#### [Problem statement]
Below, find each line holding "battery" and state how many there are, using the number alone.
━━━━━━━━
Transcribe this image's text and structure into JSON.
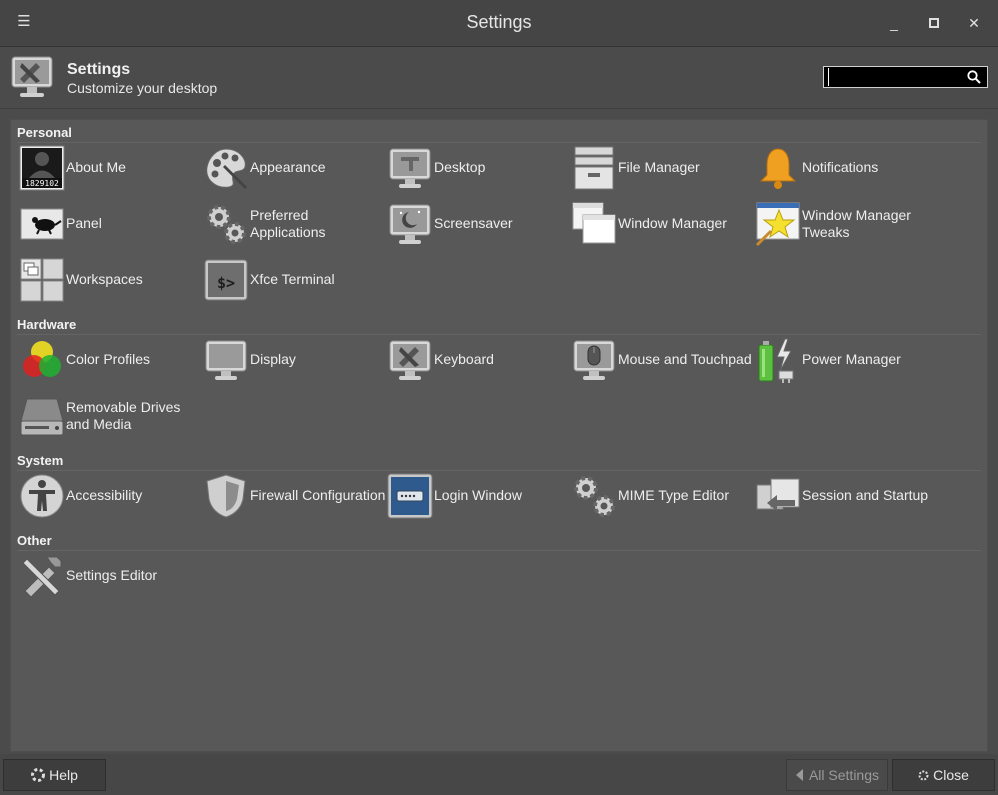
{
  "window": {
    "title": "Settings",
    "menu_icon": "hamburger-menu-icon",
    "minimize_glyph": "_",
    "maximize_glyph": "□",
    "close_glyph": "✕"
  },
  "header": {
    "title": "Settings",
    "subtitle": "Customize your desktop",
    "icon": "settings-tools-icon"
  },
  "search": {
    "value": "",
    "placeholder": "",
    "icon": "search-icon"
  },
  "sections": {
    "personal": {
      "title": "Personal",
      "items": [
        {
          "label": "About Me",
          "icon": "user-badge-icon",
          "badge": "1829102"
        },
        {
          "label": "Appearance",
          "icon": "palette-icon"
        },
        {
          "label": "Desktop",
          "icon": "desktop-monitor-icon"
        },
        {
          "label": "File Manager",
          "icon": "file-cabinet-icon"
        },
        {
          "label": "Notifications",
          "icon": "bell-icon"
        },
        {
          "label": "Panel",
          "icon": "panel-mouse-icon"
        },
        {
          "label": "Preferred\nApplications",
          "icon": "gears-icon"
        },
        {
          "label": "Screensaver",
          "icon": "screensaver-monitor-icon"
        },
        {
          "label": "Window Manager",
          "icon": "windows-icon"
        },
        {
          "label": "Window Manager\nTweaks",
          "icon": "star-window-icon"
        },
        {
          "label": "Workspaces",
          "icon": "workspaces-grid-icon"
        },
        {
          "label": "Xfce Terminal",
          "icon": "terminal-icon",
          "glyph": "$>"
        }
      ]
    },
    "hardware": {
      "title": "Hardware",
      "items": [
        {
          "label": "Color Profiles",
          "icon": "color-circles-icon"
        },
        {
          "label": "Display",
          "icon": "display-monitor-icon"
        },
        {
          "label": "Keyboard",
          "icon": "keyboard-tools-icon"
        },
        {
          "label": "Mouse and Touchpad",
          "icon": "mouse-monitor-icon"
        },
        {
          "label": "Power Manager",
          "icon": "battery-plug-icon"
        },
        {
          "label": "Removable Drives\nand Media",
          "icon": "drive-icon"
        }
      ]
    },
    "system": {
      "title": "System",
      "items": [
        {
          "label": "Accessibility",
          "icon": "accessibility-icon"
        },
        {
          "label": "Firewall Configuration",
          "icon": "shield-icon"
        },
        {
          "label": "Login Window",
          "icon": "login-window-icon"
        },
        {
          "label": "MIME Type Editor",
          "icon": "mime-gears-icon"
        },
        {
          "label": "Session and Startup",
          "icon": "session-arrow-icon"
        }
      ]
    },
    "other": {
      "title": "Other",
      "items": [
        {
          "label": "Settings Editor",
          "icon": "settings-editor-icon"
        }
      ]
    }
  },
  "footer": {
    "help_label": "Help",
    "help_icon": "lifebuoy-icon",
    "all_settings_label": "All Settings",
    "all_settings_icon": "chevron-left-icon",
    "close_label": "Close",
    "close_icon": "close-circle-icon"
  },
  "colors": {
    "window_bg": "#4b4b4b",
    "content_bg": "#585858",
    "titlebar_bg": "#454545",
    "text": "#eeeeee",
    "bell": "#f0a020",
    "battery": "#5cc040"
  }
}
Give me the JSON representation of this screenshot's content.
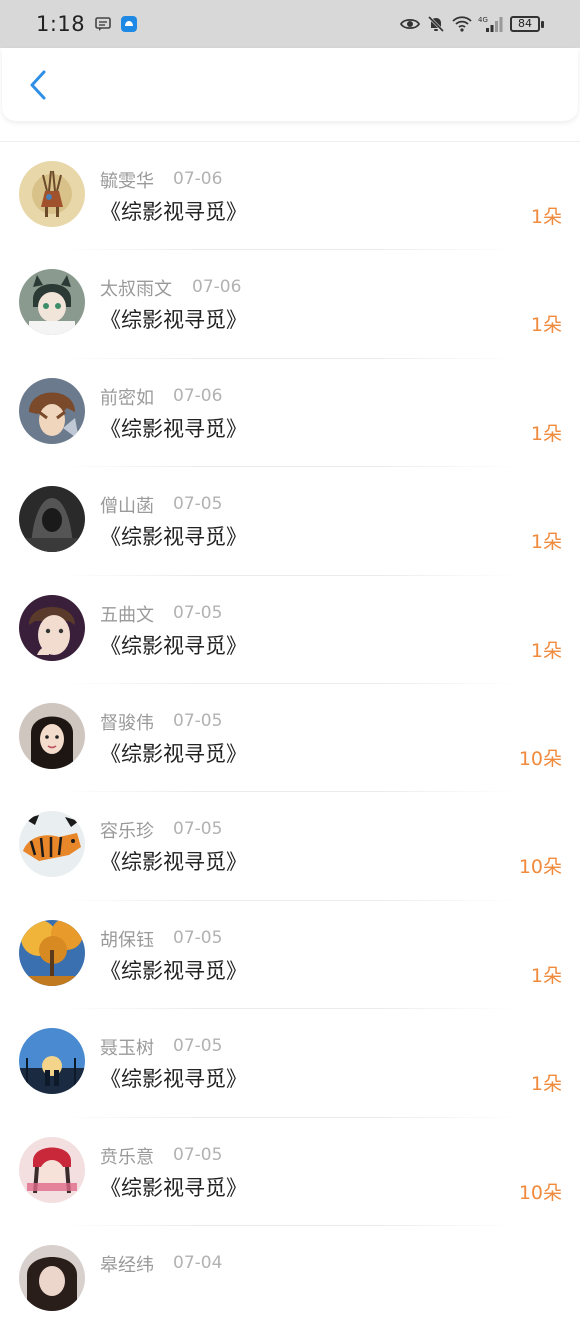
{
  "status_bar": {
    "time": "1:18",
    "battery": "84",
    "network": "4G"
  },
  "header": {
    "back_icon": "chevron-left-icon"
  },
  "colors": {
    "accent": "#2f8fe6",
    "amount": "#f08a3c",
    "status_bar_bg": "#d8d8d8"
  },
  "list": {
    "items": [
      {
        "name": "毓雯华",
        "date": "07-06",
        "title": "《综影视寻觅》",
        "amount": "1朵"
      },
      {
        "name": "太叔雨文",
        "date": "07-06",
        "title": "《综影视寻觅》",
        "amount": "1朵"
      },
      {
        "name": "前密如",
        "date": "07-06",
        "title": "《综影视寻觅》",
        "amount": "1朵"
      },
      {
        "name": "僧山菡",
        "date": "07-05",
        "title": "《综影视寻觅》",
        "amount": "1朵"
      },
      {
        "name": "五曲文",
        "date": "07-05",
        "title": "《综影视寻觅》",
        "amount": "1朵"
      },
      {
        "name": "督骏伟",
        "date": "07-05",
        "title": "《综影视寻觅》",
        "amount": "10朵"
      },
      {
        "name": "容乐珍",
        "date": "07-05",
        "title": "《综影视寻觅》",
        "amount": "10朵"
      },
      {
        "name": "胡保钰",
        "date": "07-05",
        "title": "《综影视寻觅》",
        "amount": "1朵"
      },
      {
        "name": "聂玉树",
        "date": "07-05",
        "title": "《综影视寻觅》",
        "amount": "1朵"
      },
      {
        "name": "贲乐意",
        "date": "07-05",
        "title": "《综影视寻觅》",
        "amount": "10朵"
      },
      {
        "name": "皋经纬",
        "date": "07-04",
        "title": "",
        "amount": ""
      }
    ]
  }
}
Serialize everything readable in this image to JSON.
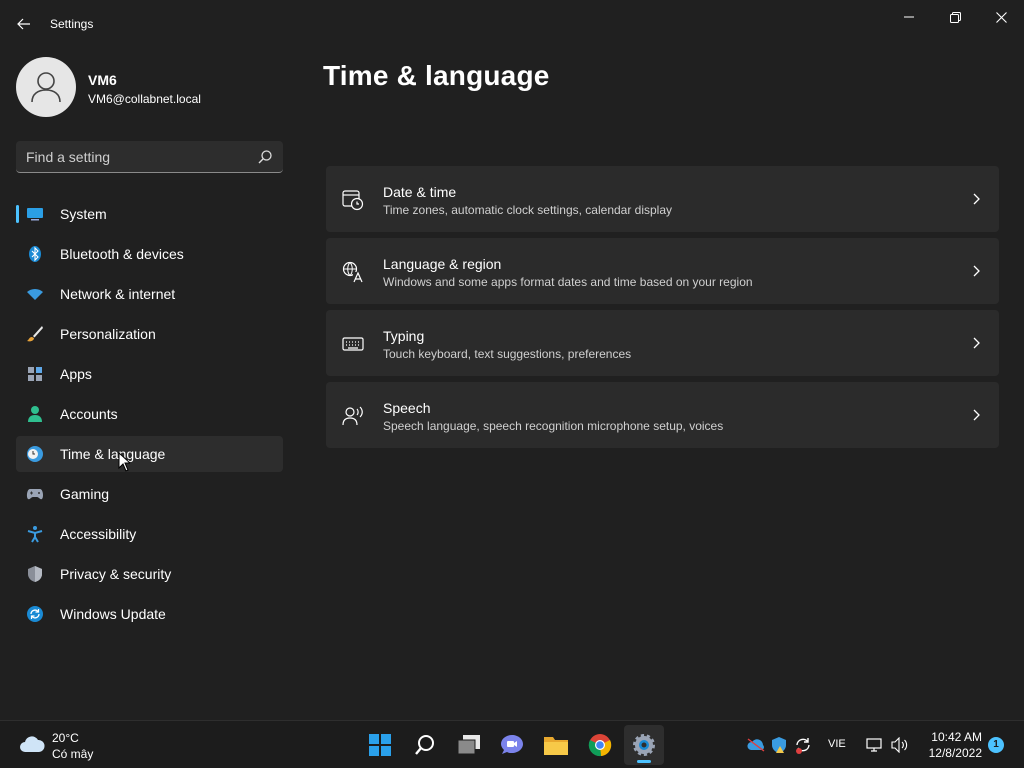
{
  "window": {
    "title": "Settings"
  },
  "user": {
    "name": "VM6",
    "email": "VM6@collabnet.local"
  },
  "search": {
    "placeholder": "Find a setting"
  },
  "sidebar": {
    "items": [
      {
        "label": "System",
        "icon": "system-icon"
      },
      {
        "label": "Bluetooth & devices",
        "icon": "bluetooth-icon"
      },
      {
        "label": "Network & internet",
        "icon": "wifi-icon"
      },
      {
        "label": "Personalization",
        "icon": "brush-icon"
      },
      {
        "label": "Apps",
        "icon": "apps-icon"
      },
      {
        "label": "Accounts",
        "icon": "accounts-icon"
      },
      {
        "label": "Time & language",
        "icon": "time-language-icon",
        "selected": true
      },
      {
        "label": "Gaming",
        "icon": "gamepad-icon"
      },
      {
        "label": "Accessibility",
        "icon": "accessibility-icon"
      },
      {
        "label": "Privacy & security",
        "icon": "shield-icon"
      },
      {
        "label": "Windows Update",
        "icon": "update-icon"
      }
    ]
  },
  "main": {
    "title": "Time & language",
    "cards": [
      {
        "title": "Date & time",
        "subtitle": "Time zones, automatic clock settings, calendar display",
        "icon": "clock-calendar-icon"
      },
      {
        "title": "Language & region",
        "subtitle": "Windows and some apps format dates and time based on your region",
        "icon": "language-icon"
      },
      {
        "title": "Typing",
        "subtitle": "Touch keyboard, text suggestions, preferences",
        "icon": "keyboard-icon"
      },
      {
        "title": "Speech",
        "subtitle": "Speech language, speech recognition microphone setup, voices",
        "icon": "speech-icon"
      }
    ]
  },
  "taskbar": {
    "weather": {
      "temp": "20°C",
      "condition": "Có mây"
    },
    "apps": [
      "start-icon",
      "search-icon",
      "task-view-icon",
      "chat-icon",
      "file-explorer-icon",
      "chrome-icon",
      "settings-icon"
    ],
    "active_app": "settings-icon",
    "language": "VIE",
    "time": "10:42 AM",
    "date": "12/8/2022",
    "notifications": "1"
  },
  "colors": {
    "background": "#202020",
    "card": "#2b2b2b",
    "accent": "#4cc2ff"
  }
}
━━━━━━━━
#### [Task answer]
3